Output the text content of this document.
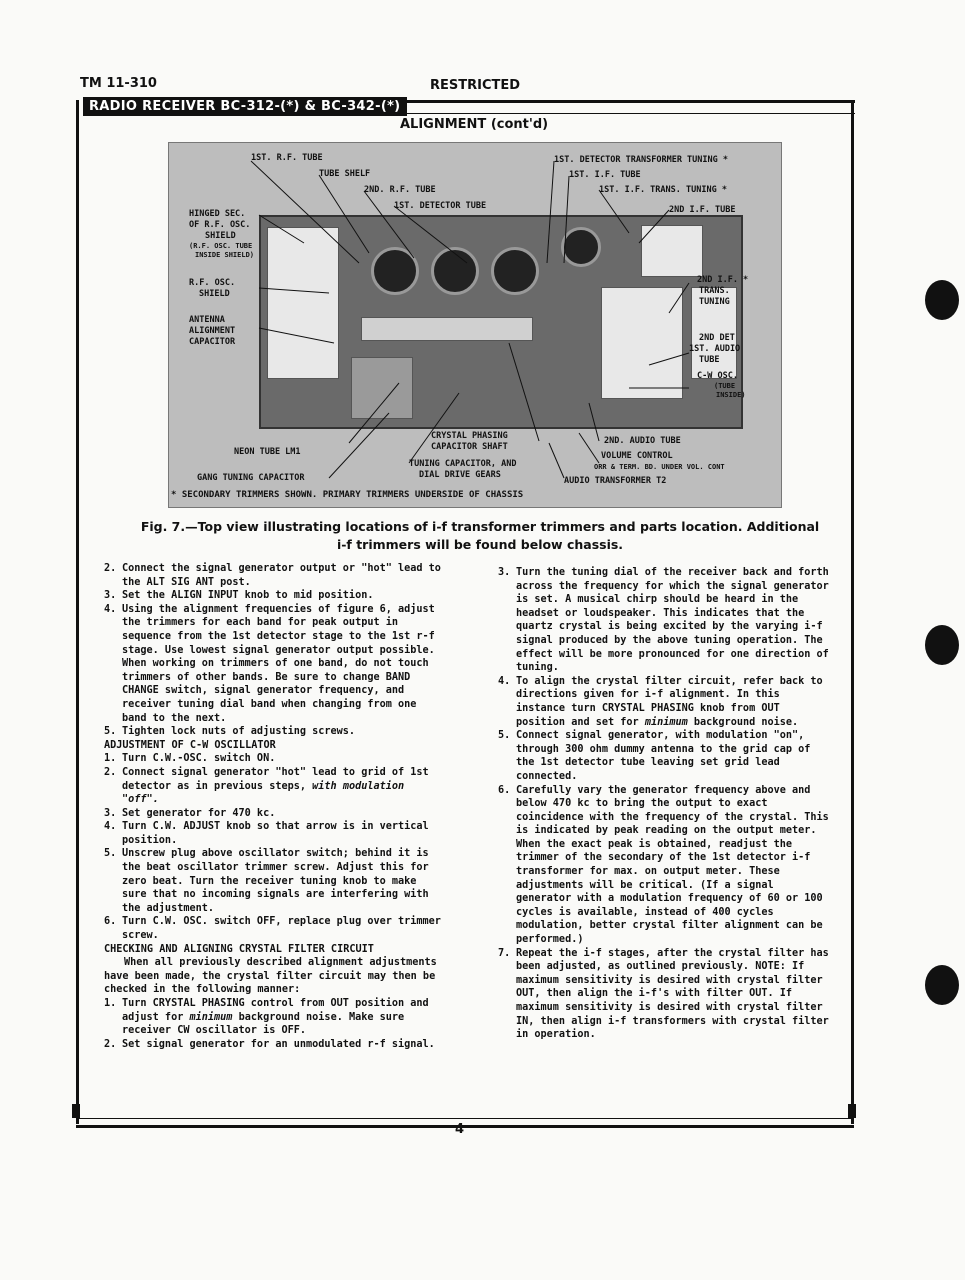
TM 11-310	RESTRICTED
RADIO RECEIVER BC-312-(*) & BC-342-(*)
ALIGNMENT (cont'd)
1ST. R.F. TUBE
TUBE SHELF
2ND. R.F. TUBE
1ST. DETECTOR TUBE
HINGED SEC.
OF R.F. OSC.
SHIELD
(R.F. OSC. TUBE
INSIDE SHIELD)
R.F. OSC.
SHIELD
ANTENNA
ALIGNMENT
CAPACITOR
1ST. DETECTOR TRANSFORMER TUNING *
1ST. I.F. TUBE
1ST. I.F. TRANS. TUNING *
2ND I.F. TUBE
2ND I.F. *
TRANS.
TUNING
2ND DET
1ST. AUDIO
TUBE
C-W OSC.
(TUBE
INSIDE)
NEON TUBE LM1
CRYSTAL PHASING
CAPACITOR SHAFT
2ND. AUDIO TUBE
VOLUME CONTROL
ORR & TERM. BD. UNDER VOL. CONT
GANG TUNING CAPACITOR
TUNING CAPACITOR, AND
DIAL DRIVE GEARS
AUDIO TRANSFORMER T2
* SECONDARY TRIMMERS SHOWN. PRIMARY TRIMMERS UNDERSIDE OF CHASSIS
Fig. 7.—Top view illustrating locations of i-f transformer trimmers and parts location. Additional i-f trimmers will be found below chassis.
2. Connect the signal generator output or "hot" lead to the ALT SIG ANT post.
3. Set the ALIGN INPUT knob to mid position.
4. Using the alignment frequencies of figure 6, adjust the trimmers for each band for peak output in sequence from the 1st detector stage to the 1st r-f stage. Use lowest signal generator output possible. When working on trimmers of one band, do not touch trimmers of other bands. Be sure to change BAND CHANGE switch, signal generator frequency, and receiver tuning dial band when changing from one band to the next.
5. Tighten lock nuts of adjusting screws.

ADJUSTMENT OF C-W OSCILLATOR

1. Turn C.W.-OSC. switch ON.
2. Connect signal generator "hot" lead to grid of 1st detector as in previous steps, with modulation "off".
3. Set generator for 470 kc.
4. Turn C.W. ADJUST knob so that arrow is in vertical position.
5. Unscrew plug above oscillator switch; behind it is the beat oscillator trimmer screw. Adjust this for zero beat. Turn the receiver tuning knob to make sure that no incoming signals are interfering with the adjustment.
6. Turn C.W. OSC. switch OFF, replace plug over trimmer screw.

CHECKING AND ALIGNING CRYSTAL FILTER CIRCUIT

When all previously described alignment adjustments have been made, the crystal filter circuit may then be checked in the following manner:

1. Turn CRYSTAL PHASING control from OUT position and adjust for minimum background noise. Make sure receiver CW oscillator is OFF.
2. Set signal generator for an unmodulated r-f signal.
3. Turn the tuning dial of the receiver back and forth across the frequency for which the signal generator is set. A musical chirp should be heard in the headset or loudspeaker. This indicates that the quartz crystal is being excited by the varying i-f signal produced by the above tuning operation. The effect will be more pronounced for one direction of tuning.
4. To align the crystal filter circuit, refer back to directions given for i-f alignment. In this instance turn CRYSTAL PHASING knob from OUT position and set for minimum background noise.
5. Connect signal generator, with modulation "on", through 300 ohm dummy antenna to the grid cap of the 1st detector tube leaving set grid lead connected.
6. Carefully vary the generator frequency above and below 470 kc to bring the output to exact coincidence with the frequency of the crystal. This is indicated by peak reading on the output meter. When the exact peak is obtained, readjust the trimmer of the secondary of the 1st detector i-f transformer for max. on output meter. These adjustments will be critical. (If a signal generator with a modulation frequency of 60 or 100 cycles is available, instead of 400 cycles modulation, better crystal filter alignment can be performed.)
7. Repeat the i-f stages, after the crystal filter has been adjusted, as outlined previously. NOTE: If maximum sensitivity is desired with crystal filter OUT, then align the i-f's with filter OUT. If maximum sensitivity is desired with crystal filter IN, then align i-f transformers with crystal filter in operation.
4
...
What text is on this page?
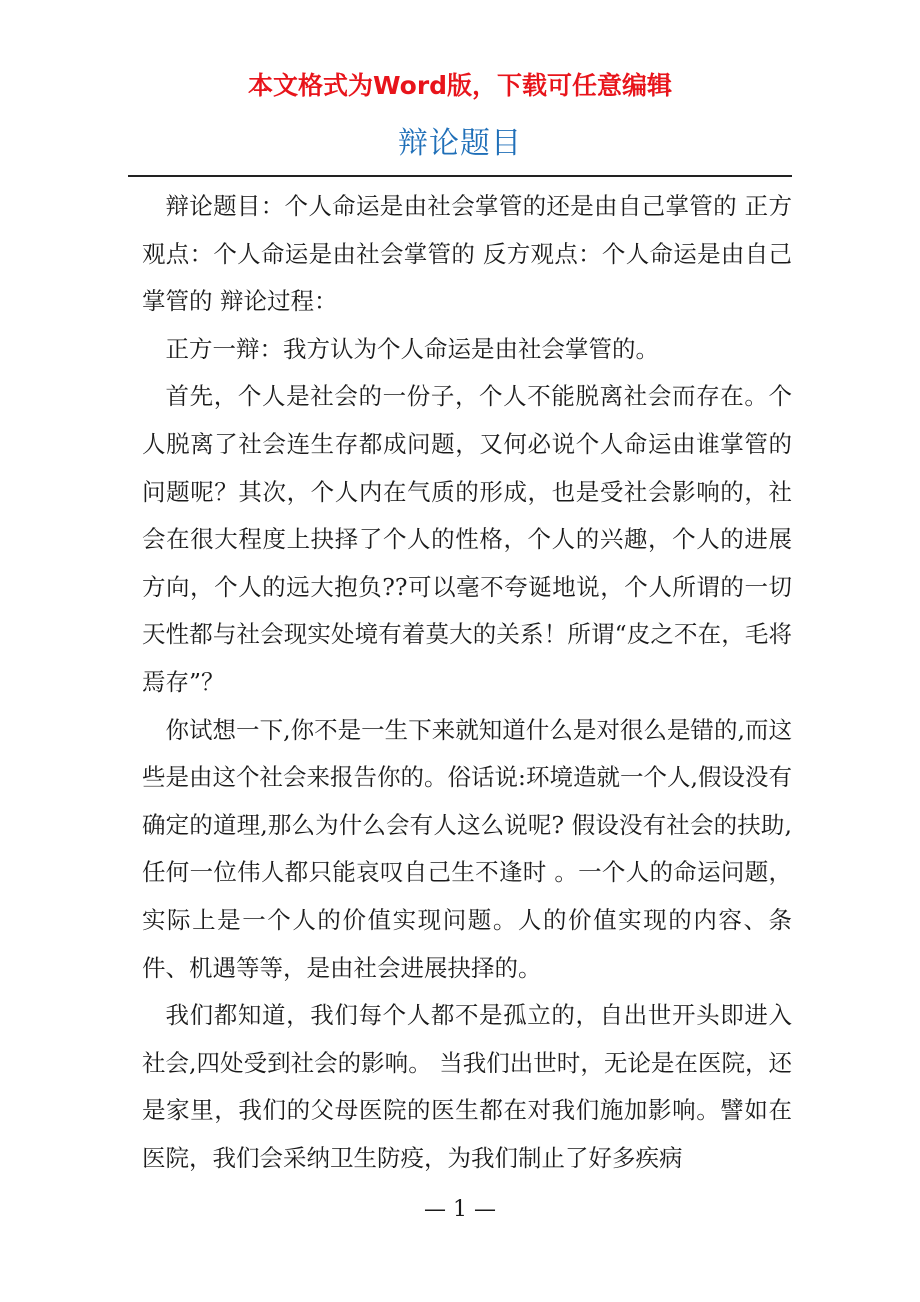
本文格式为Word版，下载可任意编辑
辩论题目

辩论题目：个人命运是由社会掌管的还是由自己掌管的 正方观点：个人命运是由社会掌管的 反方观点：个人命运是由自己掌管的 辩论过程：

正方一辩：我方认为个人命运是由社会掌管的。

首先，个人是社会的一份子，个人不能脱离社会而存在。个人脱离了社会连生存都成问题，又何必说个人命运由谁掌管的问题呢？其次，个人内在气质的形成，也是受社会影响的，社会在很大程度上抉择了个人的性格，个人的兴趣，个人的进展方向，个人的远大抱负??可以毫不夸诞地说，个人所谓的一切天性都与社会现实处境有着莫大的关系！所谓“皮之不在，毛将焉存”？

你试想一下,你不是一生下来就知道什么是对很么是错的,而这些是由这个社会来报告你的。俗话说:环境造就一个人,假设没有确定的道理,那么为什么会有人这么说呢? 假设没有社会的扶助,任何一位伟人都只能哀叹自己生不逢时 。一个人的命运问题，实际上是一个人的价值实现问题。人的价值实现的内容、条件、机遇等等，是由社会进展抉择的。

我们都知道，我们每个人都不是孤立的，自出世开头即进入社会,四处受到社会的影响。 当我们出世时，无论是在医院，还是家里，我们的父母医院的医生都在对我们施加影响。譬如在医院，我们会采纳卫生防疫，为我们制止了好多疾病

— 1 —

▶ **Exercise directions**
Identify every line holding the word "辩论题目" and copy it out.

▶ **Answer to the exercise**
辩论题目
辩论题目：个人命运是由社会掌管的还是由自己掌管的 正方观点：个人命运是由社会掌管的 反方观点：个人命运是由自己掌管的 辩论过程：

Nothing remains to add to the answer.